[Consigne écrite A]: D'après l'extrait source, que désigne l'expression « écoulements anthropiques » ?
[Consigne écrite B]: Traduisez en anglais cette phrase de l'extrait source : « Winiki Sage, la semaine dernière vous avez souligné l'urgence de sauver notre océan qui est malade. »

C.T : Aujourd'hui on le comprend bien, nous n'avons pas d'autres choix que de déverser cette eau dans la mer. Nicolas Bertholon, vous réfléchissez à d'autres projets. Winiki Sage, la semaine dernière vous avez souligné l'urgence de sauver notre océan qui est malade. Il faut d'abord travailler sur la partie terrestre, faire en sorte que les écoulements anthropiques (tout ce qui concerne l'homme) soient propres, aujourd'hui vous estimez qu'il y a encore du travail à faire ?

[Données affichées]:
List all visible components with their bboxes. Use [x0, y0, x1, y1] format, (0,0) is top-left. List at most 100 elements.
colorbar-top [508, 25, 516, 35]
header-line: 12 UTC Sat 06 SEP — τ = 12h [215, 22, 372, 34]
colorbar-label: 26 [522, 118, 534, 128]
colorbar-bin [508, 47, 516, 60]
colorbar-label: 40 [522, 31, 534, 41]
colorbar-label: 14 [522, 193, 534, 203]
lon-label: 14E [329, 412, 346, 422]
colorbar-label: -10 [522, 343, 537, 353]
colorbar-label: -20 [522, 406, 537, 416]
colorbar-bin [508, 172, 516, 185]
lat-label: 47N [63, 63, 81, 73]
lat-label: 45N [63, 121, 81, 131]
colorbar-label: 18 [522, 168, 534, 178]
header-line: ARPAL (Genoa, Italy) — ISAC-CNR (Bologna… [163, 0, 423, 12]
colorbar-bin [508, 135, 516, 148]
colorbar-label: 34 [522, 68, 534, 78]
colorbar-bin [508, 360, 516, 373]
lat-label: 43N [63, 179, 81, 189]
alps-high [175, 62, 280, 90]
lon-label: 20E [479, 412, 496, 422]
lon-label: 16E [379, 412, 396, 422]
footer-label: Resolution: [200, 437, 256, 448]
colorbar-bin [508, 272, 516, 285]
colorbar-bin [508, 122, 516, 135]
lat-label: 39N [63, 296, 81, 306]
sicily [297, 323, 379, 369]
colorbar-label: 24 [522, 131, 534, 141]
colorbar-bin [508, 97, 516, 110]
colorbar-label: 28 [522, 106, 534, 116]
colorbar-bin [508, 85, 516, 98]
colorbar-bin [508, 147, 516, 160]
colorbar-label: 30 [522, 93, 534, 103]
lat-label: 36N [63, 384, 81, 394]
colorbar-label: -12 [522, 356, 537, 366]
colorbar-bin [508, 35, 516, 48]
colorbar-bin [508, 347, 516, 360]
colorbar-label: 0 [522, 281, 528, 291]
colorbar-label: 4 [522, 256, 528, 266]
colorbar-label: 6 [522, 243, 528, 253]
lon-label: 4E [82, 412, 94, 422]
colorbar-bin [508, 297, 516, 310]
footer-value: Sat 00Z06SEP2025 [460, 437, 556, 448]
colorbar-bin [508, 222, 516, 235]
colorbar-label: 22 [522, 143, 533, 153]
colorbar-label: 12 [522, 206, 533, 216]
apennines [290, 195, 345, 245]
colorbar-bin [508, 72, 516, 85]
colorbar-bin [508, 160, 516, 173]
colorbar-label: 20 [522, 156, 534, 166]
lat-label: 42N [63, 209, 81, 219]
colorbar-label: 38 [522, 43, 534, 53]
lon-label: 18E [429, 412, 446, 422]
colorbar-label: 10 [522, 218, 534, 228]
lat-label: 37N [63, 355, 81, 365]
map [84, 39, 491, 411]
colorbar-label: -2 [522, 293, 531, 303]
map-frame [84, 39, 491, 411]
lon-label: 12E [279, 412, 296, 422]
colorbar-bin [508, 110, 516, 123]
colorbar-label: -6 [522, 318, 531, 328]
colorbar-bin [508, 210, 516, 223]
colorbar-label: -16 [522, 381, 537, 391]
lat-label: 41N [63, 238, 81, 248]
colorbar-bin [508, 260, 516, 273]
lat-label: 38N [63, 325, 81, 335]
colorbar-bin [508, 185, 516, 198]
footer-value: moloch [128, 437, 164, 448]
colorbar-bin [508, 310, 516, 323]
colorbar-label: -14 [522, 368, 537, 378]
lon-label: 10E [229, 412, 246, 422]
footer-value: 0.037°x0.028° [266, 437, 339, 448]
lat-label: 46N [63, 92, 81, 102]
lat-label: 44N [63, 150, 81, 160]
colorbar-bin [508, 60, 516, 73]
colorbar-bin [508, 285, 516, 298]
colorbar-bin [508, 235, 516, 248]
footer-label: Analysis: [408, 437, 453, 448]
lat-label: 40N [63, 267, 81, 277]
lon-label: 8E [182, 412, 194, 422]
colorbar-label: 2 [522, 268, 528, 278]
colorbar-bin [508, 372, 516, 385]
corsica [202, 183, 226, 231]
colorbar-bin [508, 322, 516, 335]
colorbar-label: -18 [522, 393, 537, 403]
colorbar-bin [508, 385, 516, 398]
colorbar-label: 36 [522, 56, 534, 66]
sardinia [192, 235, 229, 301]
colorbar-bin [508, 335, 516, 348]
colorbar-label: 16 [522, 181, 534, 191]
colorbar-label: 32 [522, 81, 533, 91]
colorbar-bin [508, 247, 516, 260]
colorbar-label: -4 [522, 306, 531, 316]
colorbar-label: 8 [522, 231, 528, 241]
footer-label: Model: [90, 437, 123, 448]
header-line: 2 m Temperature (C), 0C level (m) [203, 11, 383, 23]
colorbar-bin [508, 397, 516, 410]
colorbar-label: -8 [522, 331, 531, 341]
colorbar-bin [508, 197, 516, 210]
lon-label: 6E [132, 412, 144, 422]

[Réponse finale A]: Tout ce qui concerne l'homme.

[Réponse finale B]: Winiki Sage, last week you stressed the urgency of saving our ocean, which is sick.